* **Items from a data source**
---------------

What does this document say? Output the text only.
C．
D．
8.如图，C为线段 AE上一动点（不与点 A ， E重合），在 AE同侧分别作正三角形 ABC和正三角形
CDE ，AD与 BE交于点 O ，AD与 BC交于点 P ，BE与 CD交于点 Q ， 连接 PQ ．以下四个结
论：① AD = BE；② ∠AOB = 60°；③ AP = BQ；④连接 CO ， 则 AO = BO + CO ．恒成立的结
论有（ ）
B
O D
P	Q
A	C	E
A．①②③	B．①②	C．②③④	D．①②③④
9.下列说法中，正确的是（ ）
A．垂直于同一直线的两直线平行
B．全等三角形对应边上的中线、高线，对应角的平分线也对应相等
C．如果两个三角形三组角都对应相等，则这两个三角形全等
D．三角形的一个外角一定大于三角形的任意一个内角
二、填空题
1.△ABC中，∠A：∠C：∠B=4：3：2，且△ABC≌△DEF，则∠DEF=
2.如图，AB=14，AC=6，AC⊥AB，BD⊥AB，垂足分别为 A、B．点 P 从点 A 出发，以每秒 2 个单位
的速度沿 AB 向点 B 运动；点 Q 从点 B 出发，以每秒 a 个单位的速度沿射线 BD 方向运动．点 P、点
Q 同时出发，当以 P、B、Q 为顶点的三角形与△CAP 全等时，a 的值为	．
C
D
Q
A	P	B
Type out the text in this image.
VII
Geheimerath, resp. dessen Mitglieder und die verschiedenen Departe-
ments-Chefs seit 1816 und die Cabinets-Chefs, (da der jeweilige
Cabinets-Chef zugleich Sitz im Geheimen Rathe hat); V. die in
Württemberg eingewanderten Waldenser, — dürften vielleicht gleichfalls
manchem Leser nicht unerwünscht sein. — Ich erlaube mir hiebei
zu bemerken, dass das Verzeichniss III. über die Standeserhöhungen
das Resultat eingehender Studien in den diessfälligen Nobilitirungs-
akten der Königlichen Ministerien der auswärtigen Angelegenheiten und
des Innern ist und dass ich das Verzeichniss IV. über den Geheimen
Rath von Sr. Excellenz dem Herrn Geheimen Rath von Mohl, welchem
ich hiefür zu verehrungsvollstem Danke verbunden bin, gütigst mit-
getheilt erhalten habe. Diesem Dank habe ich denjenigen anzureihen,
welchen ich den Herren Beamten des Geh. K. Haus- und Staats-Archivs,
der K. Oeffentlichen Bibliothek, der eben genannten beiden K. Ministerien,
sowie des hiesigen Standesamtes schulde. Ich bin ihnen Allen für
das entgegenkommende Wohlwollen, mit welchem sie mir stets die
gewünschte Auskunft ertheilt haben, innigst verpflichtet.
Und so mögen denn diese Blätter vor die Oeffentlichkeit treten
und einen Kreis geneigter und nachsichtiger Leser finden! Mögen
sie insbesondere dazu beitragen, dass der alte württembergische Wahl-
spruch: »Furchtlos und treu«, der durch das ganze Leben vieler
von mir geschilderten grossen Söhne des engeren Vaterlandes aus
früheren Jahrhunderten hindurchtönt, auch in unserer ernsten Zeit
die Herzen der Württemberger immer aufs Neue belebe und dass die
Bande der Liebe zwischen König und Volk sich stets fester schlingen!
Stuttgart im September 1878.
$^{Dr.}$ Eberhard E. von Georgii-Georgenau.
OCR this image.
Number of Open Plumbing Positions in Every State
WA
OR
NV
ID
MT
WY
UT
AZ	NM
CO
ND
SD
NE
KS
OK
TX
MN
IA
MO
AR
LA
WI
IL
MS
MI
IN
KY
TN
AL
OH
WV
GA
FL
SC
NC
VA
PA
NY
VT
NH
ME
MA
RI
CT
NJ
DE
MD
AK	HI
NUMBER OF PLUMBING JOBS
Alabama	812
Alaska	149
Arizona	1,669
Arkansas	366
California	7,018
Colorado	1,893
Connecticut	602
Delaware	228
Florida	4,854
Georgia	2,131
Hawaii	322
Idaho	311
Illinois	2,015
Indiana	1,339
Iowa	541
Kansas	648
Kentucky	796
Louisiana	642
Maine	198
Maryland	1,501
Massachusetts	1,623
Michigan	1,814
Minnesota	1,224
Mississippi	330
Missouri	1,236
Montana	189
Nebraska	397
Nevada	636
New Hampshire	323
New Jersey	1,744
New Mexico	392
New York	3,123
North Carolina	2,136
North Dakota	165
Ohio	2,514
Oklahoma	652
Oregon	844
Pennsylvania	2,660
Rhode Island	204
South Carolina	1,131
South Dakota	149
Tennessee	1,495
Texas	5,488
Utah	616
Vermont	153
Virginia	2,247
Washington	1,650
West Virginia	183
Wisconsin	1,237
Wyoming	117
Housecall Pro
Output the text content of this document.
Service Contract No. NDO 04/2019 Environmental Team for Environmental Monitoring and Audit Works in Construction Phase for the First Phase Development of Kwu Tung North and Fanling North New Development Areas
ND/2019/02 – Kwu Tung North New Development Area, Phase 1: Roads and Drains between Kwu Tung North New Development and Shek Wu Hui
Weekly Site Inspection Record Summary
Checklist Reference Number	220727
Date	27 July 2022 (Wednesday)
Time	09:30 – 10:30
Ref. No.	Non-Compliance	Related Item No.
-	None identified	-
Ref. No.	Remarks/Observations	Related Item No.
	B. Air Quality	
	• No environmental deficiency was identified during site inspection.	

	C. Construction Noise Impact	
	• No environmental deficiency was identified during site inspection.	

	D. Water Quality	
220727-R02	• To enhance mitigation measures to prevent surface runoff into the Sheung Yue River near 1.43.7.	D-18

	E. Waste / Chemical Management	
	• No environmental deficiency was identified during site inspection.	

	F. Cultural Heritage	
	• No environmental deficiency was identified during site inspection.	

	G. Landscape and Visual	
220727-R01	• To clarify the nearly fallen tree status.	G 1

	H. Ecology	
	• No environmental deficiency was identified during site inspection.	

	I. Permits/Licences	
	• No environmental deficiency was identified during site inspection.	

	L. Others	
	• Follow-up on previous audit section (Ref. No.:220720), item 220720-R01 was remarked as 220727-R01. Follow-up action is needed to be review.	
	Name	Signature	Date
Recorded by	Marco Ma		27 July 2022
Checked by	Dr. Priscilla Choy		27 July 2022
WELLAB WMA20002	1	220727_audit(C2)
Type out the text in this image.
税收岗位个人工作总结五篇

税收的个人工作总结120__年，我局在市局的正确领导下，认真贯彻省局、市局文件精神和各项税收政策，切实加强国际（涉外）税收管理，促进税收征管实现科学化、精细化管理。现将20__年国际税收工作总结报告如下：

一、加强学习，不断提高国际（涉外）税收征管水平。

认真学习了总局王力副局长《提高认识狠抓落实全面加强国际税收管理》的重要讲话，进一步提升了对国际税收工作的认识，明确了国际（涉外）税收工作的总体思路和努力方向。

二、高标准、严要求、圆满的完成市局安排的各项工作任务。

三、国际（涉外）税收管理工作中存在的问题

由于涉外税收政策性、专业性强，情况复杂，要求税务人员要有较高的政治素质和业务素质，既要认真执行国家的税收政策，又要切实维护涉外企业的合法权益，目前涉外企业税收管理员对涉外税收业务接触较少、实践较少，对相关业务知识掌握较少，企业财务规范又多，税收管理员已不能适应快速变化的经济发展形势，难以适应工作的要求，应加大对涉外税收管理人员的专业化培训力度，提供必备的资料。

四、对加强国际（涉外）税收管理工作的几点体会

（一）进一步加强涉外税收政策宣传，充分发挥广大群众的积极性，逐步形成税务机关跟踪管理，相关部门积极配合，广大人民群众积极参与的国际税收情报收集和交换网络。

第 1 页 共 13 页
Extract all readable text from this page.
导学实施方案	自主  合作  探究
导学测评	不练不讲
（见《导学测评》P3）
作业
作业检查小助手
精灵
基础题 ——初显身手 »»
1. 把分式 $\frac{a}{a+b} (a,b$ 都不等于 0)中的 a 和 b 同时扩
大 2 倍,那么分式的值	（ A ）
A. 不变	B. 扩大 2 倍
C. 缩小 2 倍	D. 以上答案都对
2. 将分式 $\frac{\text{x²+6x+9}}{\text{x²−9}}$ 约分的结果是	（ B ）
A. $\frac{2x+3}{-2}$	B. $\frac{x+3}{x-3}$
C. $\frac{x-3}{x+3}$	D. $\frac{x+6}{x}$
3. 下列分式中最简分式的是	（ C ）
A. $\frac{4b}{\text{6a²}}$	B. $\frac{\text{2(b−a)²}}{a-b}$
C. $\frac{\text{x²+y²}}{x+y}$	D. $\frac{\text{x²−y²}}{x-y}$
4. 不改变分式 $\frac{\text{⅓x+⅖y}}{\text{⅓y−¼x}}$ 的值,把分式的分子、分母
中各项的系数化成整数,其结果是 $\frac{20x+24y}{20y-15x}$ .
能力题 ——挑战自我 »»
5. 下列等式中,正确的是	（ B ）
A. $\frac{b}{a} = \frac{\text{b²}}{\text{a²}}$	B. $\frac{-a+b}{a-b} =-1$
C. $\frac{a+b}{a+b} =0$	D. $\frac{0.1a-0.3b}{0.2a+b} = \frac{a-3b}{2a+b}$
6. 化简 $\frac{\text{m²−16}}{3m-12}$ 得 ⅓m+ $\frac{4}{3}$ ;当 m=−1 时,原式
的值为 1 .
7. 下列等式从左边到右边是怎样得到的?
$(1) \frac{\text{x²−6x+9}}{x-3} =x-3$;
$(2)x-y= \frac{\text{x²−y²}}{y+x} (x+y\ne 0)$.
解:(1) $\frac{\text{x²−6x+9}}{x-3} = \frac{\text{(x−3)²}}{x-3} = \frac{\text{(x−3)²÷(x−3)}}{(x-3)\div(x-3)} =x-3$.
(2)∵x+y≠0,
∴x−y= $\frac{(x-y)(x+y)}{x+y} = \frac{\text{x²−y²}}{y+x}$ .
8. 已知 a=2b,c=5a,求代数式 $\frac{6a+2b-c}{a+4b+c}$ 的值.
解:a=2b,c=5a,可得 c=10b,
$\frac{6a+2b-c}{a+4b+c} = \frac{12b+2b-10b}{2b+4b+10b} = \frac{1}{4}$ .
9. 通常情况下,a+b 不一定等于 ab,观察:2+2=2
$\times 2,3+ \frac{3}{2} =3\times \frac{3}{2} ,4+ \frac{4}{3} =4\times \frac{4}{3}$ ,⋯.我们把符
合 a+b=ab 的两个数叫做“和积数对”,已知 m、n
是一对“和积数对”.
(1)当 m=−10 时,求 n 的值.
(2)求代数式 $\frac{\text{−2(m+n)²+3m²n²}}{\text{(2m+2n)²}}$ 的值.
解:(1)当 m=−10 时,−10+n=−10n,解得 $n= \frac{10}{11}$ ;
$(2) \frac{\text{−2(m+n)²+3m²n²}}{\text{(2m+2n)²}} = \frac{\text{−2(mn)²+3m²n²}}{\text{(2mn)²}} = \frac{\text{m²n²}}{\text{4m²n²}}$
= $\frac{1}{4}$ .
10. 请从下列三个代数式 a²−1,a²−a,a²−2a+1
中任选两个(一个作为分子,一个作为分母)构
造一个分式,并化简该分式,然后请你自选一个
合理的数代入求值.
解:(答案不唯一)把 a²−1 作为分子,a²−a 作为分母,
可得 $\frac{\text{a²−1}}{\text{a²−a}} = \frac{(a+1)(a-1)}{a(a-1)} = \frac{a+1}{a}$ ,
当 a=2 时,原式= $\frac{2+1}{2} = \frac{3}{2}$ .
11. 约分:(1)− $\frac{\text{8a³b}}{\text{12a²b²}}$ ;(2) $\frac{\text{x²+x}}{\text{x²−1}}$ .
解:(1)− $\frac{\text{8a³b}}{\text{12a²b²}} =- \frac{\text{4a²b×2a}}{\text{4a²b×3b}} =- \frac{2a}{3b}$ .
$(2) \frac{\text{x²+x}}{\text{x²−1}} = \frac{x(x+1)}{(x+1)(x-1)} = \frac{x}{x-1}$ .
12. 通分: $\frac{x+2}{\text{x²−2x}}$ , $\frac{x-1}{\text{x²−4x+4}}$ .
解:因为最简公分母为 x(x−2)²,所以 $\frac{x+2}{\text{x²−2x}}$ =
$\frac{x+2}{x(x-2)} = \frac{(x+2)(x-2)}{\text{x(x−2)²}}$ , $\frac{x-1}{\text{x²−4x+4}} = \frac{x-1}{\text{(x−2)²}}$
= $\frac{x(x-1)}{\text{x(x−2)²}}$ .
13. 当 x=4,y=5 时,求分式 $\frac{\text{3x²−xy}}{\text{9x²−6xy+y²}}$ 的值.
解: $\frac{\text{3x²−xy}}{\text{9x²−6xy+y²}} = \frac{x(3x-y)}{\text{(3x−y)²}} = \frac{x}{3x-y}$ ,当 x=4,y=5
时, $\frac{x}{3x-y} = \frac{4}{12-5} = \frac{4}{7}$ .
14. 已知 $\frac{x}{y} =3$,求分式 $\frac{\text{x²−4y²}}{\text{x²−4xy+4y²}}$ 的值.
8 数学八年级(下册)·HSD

---------------

* **What is asked**
Search the entries for the word "dass", then gather every line that has it.

* **Response to this task**
zu bemerken, dass das Verzeichniss III. über die Standeserhöhungen
des Innern ist und dass ich das Verzeichniss IV. über den Geheimen
sie insbesondere dazu beitragen, dass der alte württembergische Wahl-
die Herzen der Württemberger immer aufs Neue belebe und dass die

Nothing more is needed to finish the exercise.